• What you have to do
Omit the pictures from the entries below and retype everything else exactly.
+++ Input data +++
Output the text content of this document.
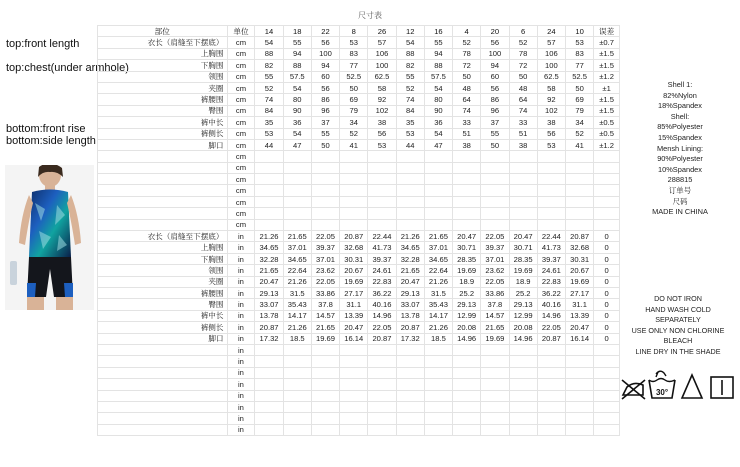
尺寸表
top:front length
top:chest(under armhole)
bottom:front rise
bottom:side length
部位	单位	14	18	22	8	26	12	16	4	20	6	24	10	误差
衣长（肩缝至下摆底）	cm	54	55	56	53	57	54	55	52	56	52	57	53	±0.7
上胸围	cm	88	94	100	83	106	88	94	78	100	78	106	83	±1.5
下胸围	cm	82	88	94	77	100	82	88	72	94	72	100	77	±1.5
领围	cm	55	57.5	60	52.5	62.5	55	57.5	50	60	50	62.5	52.5	±1.2
夹圈	cm	52	54	56	50	58	52	54	48	56	48	58	50	±1
裤腰围	cm	74	80	86	69	92	74	80	64	86	64	92	69	±1.5
臀围	cm	84	90	96	79	102	84	90	74	96	74	102	79	±1.5
裤中长	cm	35	36	37	34	38	35	36	33	37	33	38	34	±0.5
裤侧长	cm	53	54	55	52	56	53	54	51	55	51	56	52	±0.5
脚口	cm	44	47	50	41	53	44	47	38	50	38	53	41	±1.2
	cm													
	cm													
	cm													
	cm													
	cm													
	cm													
	cm													
衣长（肩缝至下摆底）	in	21.26	21.65	22.05	20.87	22.44	21.26	21.65	20.47	22.05	20.47	22.44	20.87	0
上胸围	in	34.65	37.01	39.37	32.68	41.73	34.65	37.01	30.71	39.37	30.71	41.73	32.68	0
下胸围	in	32.28	34.65	37.01	30.31	39.37	32.28	34.65	28.35	37.01	28.35	39.37	30.31	0
领围	in	21.65	22.64	23.62	20.67	24.61	21.65	22.64	19.69	23.62	19.69	24.61	20.67	0
夹圈	in	20.47	21.26	22.05	19.69	22.83	20.47	21.26	18.9	22.05	18.9	22.83	19.69	0
裤腰围	in	29.13	31.5	33.86	27.17	36.22	29.13	31.5	25.2	33.86	25.2	36.22	27.17	0
臀围	in	33.07	35.43	37.8	31.1	40.16	33.07	35.43	29.13	37.8	29.13	40.16	31.1	0
裤中长	in	13.78	14.17	14.57	13.39	14.96	13.78	14.17	12.99	14.57	12.99	14.96	13.39	0
裤侧长	in	20.87	21.26	21.65	20.47	22.05	20.87	21.26	20.08	21.65	20.08	22.05	20.47	0
脚口	in	17.32	18.5	19.69	16.14	20.87	17.32	18.5	14.96	19.69	14.96	20.87	16.14	0
	in													
	in													
	in													
	in													
	in													
	in													
	in													
	in													
Shell 1:
82%Nylon
18%Spandex
Shell:
85%Polyester
15%Spandex
Mensh Lining:
90%Polyester
10%Spandex
288815
订单号
尺码
MADE IN CHINA
DO NOT IRON
HAND WASH COLD
SEPARATELY
USE ONLY NON CHLORINE
BLEACH
LINE DRY IN THE SHADE
30°
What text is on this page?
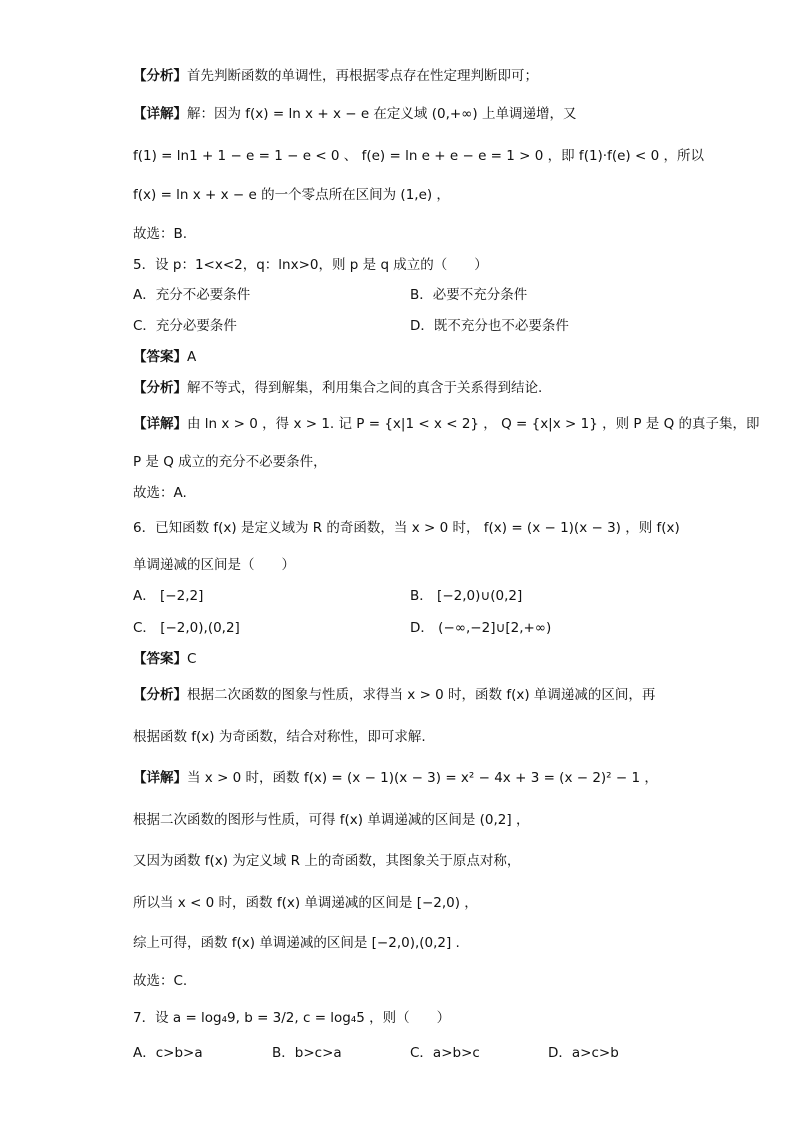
【分析】首先判断函数的单调性，再根据零点存在性定理判断即可；
【详解】解：因为 f(x) = ln x + x − e 在定义域 (0,+∞) 上单调递增，又
f(1) = ln1 + 1 − e = 1 − e < 0 、 f(e) = ln e + e − e = 1 > 0 ，即 f(1)·f(e) < 0 ，所以
f(x) = ln x + x − e 的一个零点所在区间为 (1,e) ，
故选：B.
5．设 p：1<x<2，q：lnx>0，则 p 是 q 成立的（　　）
A．充分不必要条件	B．必要不充分条件
C．充分必要条件	D．既不充分也不必要条件
【答案】A
【分析】解不等式，得到解集，利用集合之间的真含于关系得到结论.
【详解】由 ln x > 0 ，得 x > 1. 记 P = {x|1 < x < 2} ， Q = {x|x > 1} ，则 P 是 Q 的真子集，即
P 是 Q 成立的充分不必要条件，
故选：A.
6．已知函数 f(x) 是定义域为 R 的奇函数，当 x > 0 时， f(x) = (x − 1)(x − 3) ，则 f(x)
单调递减的区间是（　　）
A． [−2,2]	B． [−2,0)∪(0,2]
C． [−2,0),(0,2]	D． (−∞,−2]∪[2,+∞)
【答案】C
【分析】根据二次函数的图象与性质，求得当 x > 0 时，函数 f(x) 单调递减的区间，再
根据函数 f(x) 为奇函数，结合对称性，即可求解.
【详解】当 x > 0 时，函数 f(x) = (x − 1)(x − 3) = x² − 4x + 3 = (x − 2)² − 1 ，
根据二次函数的图形与性质，可得 f(x) 单调递减的区间是 (0,2] ，
又因为函数 f(x) 为定义域 R 上的奇函数，其图象关于原点对称，
所以当 x < 0 时，函数 f(x) 单调递减的区间是 [−2,0) ，
综上可得，函数 f(x) 单调递减的区间是 [−2,0),(0,2] .
故选：C.
7．设 a = log₄9, b = 3/2, c = log₄5 ，则（　　）
A．c>b>a	B．b>c>a	C．a>b>c	D．a>c>b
+++
• Answer for the task
Output the text content of this document.
尺寸表
top:front length
top:chest(under armhole)
bottom:front rise
bottom:side length
部位	单位	14	18	22	8	26	12	16	4	20	6	24	10	误差
衣长（肩缝至下摆底）	cm	54	55	56	53	57	54	55	52	56	52	57	53	±0.7
上胸围	cm	88	94	100	83	106	88	94	78	100	78	106	83	±1.5
下胸围	cm	82	88	94	77	100	82	88	72	94	72	100	77	±1.5
领围	cm	55	57.5	60	52.5	62.5	55	57.5	50	60	50	62.5	52.5	±1.2
夹圈	cm	52	54	56	50	58	52	54	48	56	48	58	50	±1
裤腰围	cm	74	80	86	69	92	74	80	64	86	64	92	69	±1.5
臀围	cm	84	90	96	79	102	84	90	74	96	74	102	79	±1.5
裤中长	cm	35	36	37	34	38	35	36	33	37	33	38	34	±0.5
裤侧长	cm	53	54	55	52	56	53	54	51	55	51	56	52	±0.5
脚口	cm	44	47	50	41	53	44	47	38	50	38	53	41	±1.2
	cm													
	cm													
	cm													
	cm													
	cm													
	cm													
	cm													
衣长（肩缝至下摆底）	in	21.26	21.65	22.05	20.87	22.44	21.26	21.65	20.47	22.05	20.47	22.44	20.87	0
上胸围	in	34.65	37.01	39.37	32.68	41.73	34.65	37.01	30.71	39.37	30.71	41.73	32.68	0
下胸围	in	32.28	34.65	37.01	30.31	39.37	32.28	34.65	28.35	37.01	28.35	39.37	30.31	0
领围	in	21.65	22.64	23.62	20.67	24.61	21.65	22.64	19.69	23.62	19.69	24.61	20.67	0
夹圈	in	20.47	21.26	22.05	19.69	22.83	20.47	21.26	18.9	22.05	18.9	22.83	19.69	0
裤腰围	in	29.13	31.5	33.86	27.17	36.22	29.13	31.5	25.2	33.86	25.2	36.22	27.17	0
臀围	in	33.07	35.43	37.8	31.1	40.16	33.07	35.43	29.13	37.8	29.13	40.16	31.1	0
裤中长	in	13.78	14.17	14.57	13.39	14.96	13.78	14.17	12.99	14.57	12.99	14.96	13.39	0
裤侧长	in	20.87	21.26	21.65	20.47	22.05	20.87	21.26	20.08	21.65	20.08	22.05	20.47	0
脚口	in	17.32	18.5	19.69	16.14	20.87	17.32	18.5	14.96	19.69	14.96	20.87	16.14	0
	in													
	in													
	in													
	in													
	in													
	in													
	in													
	in													
Shell 1:
82%Nylon
18%Spandex
Shell:
85%Polyester
15%Spandex
Mensh Lining:
90%Polyester
10%Spandex
288815
订单号
尺码
MADE IN CHINA
DO NOT IRON
HAND WASH COLD
SEPARATELY
USE ONLY NON CHLORINE
BLEACH
LINE DRY IN THE SHADE
30°
What text is on this page?
【分析】首先判断函数的单调性，再根据零点存在性定理判断即可；
【详解】解：因为 f(x) = ln x + x − e 在定义域 (0,+∞) 上单调递增，又
f(1) = ln1 + 1 − e = 1 − e < 0 、 f(e) = ln e + e − e = 1 > 0 ，即 f(1)·f(e) < 0 ，所以
f(x) = ln x + x − e 的一个零点所在区间为 (1,e) ，
故选：B.
5．设 p：1<x<2，q：lnx>0，则 p 是 q 成立的（　　）
A．充分不必要条件	B．必要不充分条件
C．充分必要条件	D．既不充分也不必要条件
【答案】A
【分析】解不等式，得到解集，利用集合之间的真含于关系得到结论.
【详解】由 ln x > 0 ，得 x > 1. 记 P = {x|1 < x < 2} ， Q = {x|x > 1} ，则 P 是 Q 的真子集，即
P 是 Q 成立的充分不必要条件，
故选：A.
6．已知函数 f(x) 是定义域为 R 的奇函数，当 x > 0 时， f(x) = (x − 1)(x − 3) ，则 f(x)
单调递减的区间是（　　）
A． [−2,2]	B． [−2,0)∪(0,2]
C． [−2,0),(0,2]	D． (−∞,−2]∪[2,+∞)
【答案】C
【分析】根据二次函数的图象与性质，求得当 x > 0 时，函数 f(x) 单调递减的区间，再
根据函数 f(x) 为奇函数，结合对称性，即可求解.
【详解】当 x > 0 时，函数 f(x) = (x − 1)(x − 3) = x² − 4x + 3 = (x − 2)² − 1 ，
根据二次函数的图形与性质，可得 f(x) 单调递减的区间是 (0,2] ，
又因为函数 f(x) 为定义域 R 上的奇函数，其图象关于原点对称，
所以当 x < 0 时，函数 f(x) 单调递减的区间是 [−2,0) ，
综上可得，函数 f(x) 单调递减的区间是 [−2,0),(0,2] .
故选：C.
7．设 a = log₄9, b = 3/2, c = log₄5 ，则（　　）
A．c>b>a	B．b>c>a	C．a>b>c	D．a>c>b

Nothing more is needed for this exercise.